**WHAT TO DO**
Set down the records below in full, exactly as they read.

**SOURCE MATERIAL**
========
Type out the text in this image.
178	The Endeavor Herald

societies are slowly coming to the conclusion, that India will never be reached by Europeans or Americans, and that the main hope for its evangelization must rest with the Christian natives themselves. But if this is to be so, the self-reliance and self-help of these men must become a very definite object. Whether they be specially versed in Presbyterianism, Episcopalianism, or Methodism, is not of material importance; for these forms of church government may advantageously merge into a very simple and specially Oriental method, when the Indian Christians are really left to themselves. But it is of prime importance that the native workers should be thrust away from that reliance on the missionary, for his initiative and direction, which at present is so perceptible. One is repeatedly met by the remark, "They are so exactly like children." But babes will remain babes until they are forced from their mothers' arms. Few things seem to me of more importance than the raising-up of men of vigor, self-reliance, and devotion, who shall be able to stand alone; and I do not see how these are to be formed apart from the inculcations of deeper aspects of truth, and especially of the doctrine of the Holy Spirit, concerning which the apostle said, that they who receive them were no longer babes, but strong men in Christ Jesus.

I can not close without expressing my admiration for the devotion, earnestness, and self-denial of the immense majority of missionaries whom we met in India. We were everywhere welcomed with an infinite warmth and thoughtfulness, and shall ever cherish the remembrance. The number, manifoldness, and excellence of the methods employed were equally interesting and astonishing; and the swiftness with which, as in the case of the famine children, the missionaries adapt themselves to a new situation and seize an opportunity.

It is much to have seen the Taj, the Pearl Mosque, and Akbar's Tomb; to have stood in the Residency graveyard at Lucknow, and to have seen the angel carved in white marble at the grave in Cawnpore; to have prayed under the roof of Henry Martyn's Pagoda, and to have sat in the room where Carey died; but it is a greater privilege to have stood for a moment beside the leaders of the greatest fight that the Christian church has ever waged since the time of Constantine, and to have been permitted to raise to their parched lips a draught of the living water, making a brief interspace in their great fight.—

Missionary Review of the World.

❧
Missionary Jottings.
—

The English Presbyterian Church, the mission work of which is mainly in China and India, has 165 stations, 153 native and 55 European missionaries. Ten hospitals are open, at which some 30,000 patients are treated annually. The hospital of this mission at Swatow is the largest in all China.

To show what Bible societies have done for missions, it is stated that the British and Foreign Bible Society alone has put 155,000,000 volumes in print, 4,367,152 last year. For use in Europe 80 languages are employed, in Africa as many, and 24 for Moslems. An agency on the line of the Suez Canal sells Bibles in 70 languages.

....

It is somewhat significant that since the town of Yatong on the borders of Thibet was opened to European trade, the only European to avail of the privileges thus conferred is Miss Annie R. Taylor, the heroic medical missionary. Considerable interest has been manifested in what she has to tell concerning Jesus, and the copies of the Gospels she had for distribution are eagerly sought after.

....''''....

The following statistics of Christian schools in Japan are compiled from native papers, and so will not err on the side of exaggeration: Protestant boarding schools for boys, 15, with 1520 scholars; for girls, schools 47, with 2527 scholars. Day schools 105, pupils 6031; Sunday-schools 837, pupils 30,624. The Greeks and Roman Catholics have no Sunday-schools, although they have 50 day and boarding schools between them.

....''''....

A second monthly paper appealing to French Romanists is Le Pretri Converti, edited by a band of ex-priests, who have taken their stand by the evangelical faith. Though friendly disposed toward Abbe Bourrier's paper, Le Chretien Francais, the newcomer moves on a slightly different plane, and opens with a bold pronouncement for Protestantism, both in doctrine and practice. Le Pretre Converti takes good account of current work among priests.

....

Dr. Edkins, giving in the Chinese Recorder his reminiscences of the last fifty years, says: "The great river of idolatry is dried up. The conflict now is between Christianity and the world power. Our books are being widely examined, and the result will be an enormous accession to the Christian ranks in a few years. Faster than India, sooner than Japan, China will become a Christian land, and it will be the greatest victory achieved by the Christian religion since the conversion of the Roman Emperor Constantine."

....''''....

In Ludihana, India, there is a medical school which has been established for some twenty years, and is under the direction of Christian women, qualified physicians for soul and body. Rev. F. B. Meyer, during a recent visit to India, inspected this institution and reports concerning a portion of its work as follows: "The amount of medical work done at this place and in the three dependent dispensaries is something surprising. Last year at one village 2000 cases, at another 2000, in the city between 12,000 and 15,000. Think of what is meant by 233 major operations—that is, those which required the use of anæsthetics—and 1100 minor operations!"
========
**WRITTEN REPLY**
Type out the text in this image.
178	The Endeavor Herald

societies are slowly coming to the conclusion, that India will never be reached by Europeans or Americans, and that the main hope for its evangelization must rest with the Christian natives themselves. But if this is to be so, the self-reliance and self-help of these men must become a very definite object. Whether they be specially versed in Presbyterianism, Episcopalianism, or Methodism, is not of material importance; for these forms of church government may advantageously merge into a very simple and specially Oriental method, when the Indian Christians are really left to themselves. But it is of prime importance that the native workers should be thrust away from that reliance on the missionary, for his initiative and direction, which at present is so perceptible. One is repeatedly met by the remark, "They are so exactly like children." But babes will remain babes until they are forced from their mothers' arms. Few things seem to me of more importance than the raising-up of men of vigor, self-reliance, and devotion, who shall be able to stand alone; and I do not see how these are to be formed apart from the inculcations of deeper aspects of truth, and especially of the doctrine of the Holy Spirit, concerning which the apostle said, that they who receive them were no longer babes, but strong men in Christ Jesus.

I can not close without expressing my admiration for the devotion, earnestness, and self-denial of the immense majority of missionaries whom we met in India. We were everywhere welcomed with an infinite warmth and thoughtfulness, and shall ever cherish the remembrance. The number, manifoldness, and excellence of the methods employed were equally interesting and astonishing; and the swiftness with which, as in the case of the famine children, the missionaries adapt themselves to a new situation and seize an opportunity.

It is much to have seen the Taj, the Pearl Mosque, and Akbar's Tomb; to have stood in the Residency graveyard at Lucknow, and to have seen the angel carved in white marble at the grave in Cawnpore; to have prayed under the roof of Henry Martyn's Pagoda, and to have sat in the room where Carey died; but it is a greater privilege to have stood for a moment beside the leaders of the greatest fight that the Christian church has ever waged since the time of Constantine, and to have been permitted to raise to their parched lips a draught of the living water, making a brief interspace in their great fight.—

Missionary Review of the World.

❧
Missionary Jottings.
—

The English Presbyterian Church, the mission work of which is mainly in China and India, has 165 stations, 153 native and 55 European missionaries. Ten hospitals are open, at which some 30,000 patients are treated annually. The hospital of this mission at Swatow is the largest in all China.

To show what Bible societies have done for missions, it is stated that the British and Foreign Bible Society alone has put 155,000,000 volumes in print, 4,367,152 last year. For use in Europe 80 languages are employed, in Africa as many, and 24 for Moslems. An agency on the line of the Suez Canal sells Bibles in 70 languages.

....

It is somewhat significant that since the town of Yatong on the borders of Thibet was opened to European trade, the only European to avail of the privileges thus conferred is Miss Annie R. Taylor, the heroic medical missionary. Considerable interest has been manifested in what she has to tell concerning Jesus, and the copies of the Gospels she had for distribution are eagerly sought after.

....''''....

The following statistics of Christian schools in Japan are compiled from native papers, and so will not err on the side of exaggeration: Protestant boarding schools for boys, 15, with 1520 scholars; for girls, schools 47, with 2527 scholars. Day schools 105, pupils 6031; Sunday-schools 837, pupils 30,624. The Greeks and Roman Catholics have no Sunday-schools, although they have 50 day and boarding schools between them.

....''''....

A second monthly paper appealing to French Romanists is Le Pretri Converti, edited by a band of ex-priests, who have taken their stand by the evangelical faith. Though friendly disposed toward Abbe Bourrier's paper, Le Chretien Francais, the newcomer moves on a slightly different plane, and opens with a bold pronouncement for Protestantism, both in doctrine and practice. Le Pretre Converti takes good account of current work among priests.

....

Dr. Edkins, giving in the Chinese Recorder his reminiscences of the last fifty years, says: "The great river of idolatry is dried up. The conflict now is between Christianity and the world power. Our books are being widely examined, and the result will be an enormous accession to the Christian ranks in a few years. Faster than India, sooner than Japan, China will become a Christian land, and it will be the greatest victory achieved by the Christian religion since the conversion of the Roman Emperor Constantine."

....''''....

In Ludihana, India, there is a medical school which has been established for some twenty years, and is under the direction of Christian women, qualified physicians for soul and body. Rev. F. B. Meyer, during a recent visit to India, inspected this institution and reports concerning a portion of its work as follows: "The amount of medical work done at this place and in the three dependent dispensaries is something surprising. Last year at one village 2000 cases, at another 2000, in the city between 12,000 and 15,000. Think of what is meant by 233 major operations—that is, those which required the use of anæsthetics—and 1100 minor operations!"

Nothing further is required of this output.